▶ **Task description**:
Reproduce each line exactly.

▶ **Provided data**:
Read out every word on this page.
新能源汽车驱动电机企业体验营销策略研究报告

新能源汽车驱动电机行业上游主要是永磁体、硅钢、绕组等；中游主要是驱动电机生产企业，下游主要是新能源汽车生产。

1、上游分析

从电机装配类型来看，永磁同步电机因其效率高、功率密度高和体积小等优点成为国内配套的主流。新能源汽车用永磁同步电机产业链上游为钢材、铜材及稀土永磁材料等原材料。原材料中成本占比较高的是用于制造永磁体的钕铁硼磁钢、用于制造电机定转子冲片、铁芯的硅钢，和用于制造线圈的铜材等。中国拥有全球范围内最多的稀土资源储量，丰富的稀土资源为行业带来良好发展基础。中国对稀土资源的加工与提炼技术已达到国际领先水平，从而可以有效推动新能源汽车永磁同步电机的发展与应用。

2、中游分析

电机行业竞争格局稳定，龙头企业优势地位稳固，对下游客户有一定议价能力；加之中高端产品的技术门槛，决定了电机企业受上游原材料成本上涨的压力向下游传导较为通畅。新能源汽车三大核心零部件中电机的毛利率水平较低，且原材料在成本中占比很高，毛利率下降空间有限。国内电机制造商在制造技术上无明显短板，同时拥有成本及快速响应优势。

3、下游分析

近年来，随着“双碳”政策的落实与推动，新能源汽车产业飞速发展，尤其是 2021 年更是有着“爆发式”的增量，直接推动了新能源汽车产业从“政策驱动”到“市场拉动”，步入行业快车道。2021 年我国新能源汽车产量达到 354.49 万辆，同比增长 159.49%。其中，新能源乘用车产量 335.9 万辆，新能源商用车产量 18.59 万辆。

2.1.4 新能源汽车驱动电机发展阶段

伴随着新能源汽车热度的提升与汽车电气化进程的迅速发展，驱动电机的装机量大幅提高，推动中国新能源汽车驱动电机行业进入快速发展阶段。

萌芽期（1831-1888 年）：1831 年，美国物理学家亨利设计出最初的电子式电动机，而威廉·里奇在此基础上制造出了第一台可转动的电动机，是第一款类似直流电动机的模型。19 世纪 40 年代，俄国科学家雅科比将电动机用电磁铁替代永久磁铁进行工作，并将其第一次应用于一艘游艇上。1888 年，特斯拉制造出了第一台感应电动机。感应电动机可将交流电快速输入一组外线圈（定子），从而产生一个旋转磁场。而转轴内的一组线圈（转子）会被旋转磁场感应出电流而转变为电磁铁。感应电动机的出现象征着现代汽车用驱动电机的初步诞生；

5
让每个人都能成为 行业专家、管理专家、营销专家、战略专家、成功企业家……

▶ **Full answer**:
Read out every word on this page.
新能源汽车驱动电机企业体验营销策略研究报告

新能源汽车驱动电机行业上游主要是永磁体、硅钢、绕组等；中游主要是驱动电机生产企业，下游主要是新能源汽车生产。

1、上游分析

从电机装配类型来看，永磁同步电机因其效率高、功率密度高和体积小等优点成为国内配套的主流。新能源汽车用永磁同步电机产业链上游为钢材、铜材及稀土永磁材料等原材料。原材料中成本占比较高的是用于制造永磁体的钕铁硼磁钢、用于制造电机定转子冲片、铁芯的硅钢，和用于制造线圈的铜材等。中国拥有全球范围内最多的稀土资源储量，丰富的稀土资源为行业带来良好发展基础。中国对稀土资源的加工与提炼技术已达到国际领先水平，从而可以有效推动新能源汽车永磁同步电机的发展与应用。

2、中游分析

电机行业竞争格局稳定，龙头企业优势地位稳固，对下游客户有一定议价能力；加之中高端产品的技术门槛，决定了电机企业受上游原材料成本上涨的压力向下游传导较为通畅。新能源汽车三大核心零部件中电机的毛利率水平较低，且原材料在成本中占比很高，毛利率下降空间有限。国内电机制造商在制造技术上无明显短板，同时拥有成本及快速响应优势。

3、下游分析

近年来，随着“双碳”政策的落实与推动，新能源汽车产业飞速发展，尤其是 2021 年更是有着“爆发式”的增量，直接推动了新能源汽车产业从“政策驱动”到“市场拉动”，步入行业快车道。2021 年我国新能源汽车产量达到 354.49 万辆，同比增长 159.49%。其中，新能源乘用车产量 335.9 万辆，新能源商用车产量 18.59 万辆。

2.1.4 新能源汽车驱动电机发展阶段

伴随着新能源汽车热度的提升与汽车电气化进程的迅速发展，驱动电机的装机量大幅提高，推动中国新能源汽车驱动电机行业进入快速发展阶段。

萌芽期（1831-1888 年）：1831 年，美国物理学家亨利设计出最初的电子式电动机，而威廉·里奇在此基础上制造出了第一台可转动的电动机，是第一款类似直流电动机的模型。19 世纪 40 年代，俄国科学家雅科比将电动机用电磁铁替代永久磁铁进行工作，并将其第一次应用于一艘游艇上。1888 年，特斯拉制造出了第一台感应电动机。感应电动机可将交流电快速输入一组外线圈（定子），从而产生一个旋转磁场。而转轴内的一组线圈（转子）会被旋转磁场感应出电流而转变为电磁铁。感应电动机的出现象征着现代汽车用驱动电机的初步诞生；

5
让每个人都能成为 行业专家、管理专家、营销专家、战略专家、成功企业家……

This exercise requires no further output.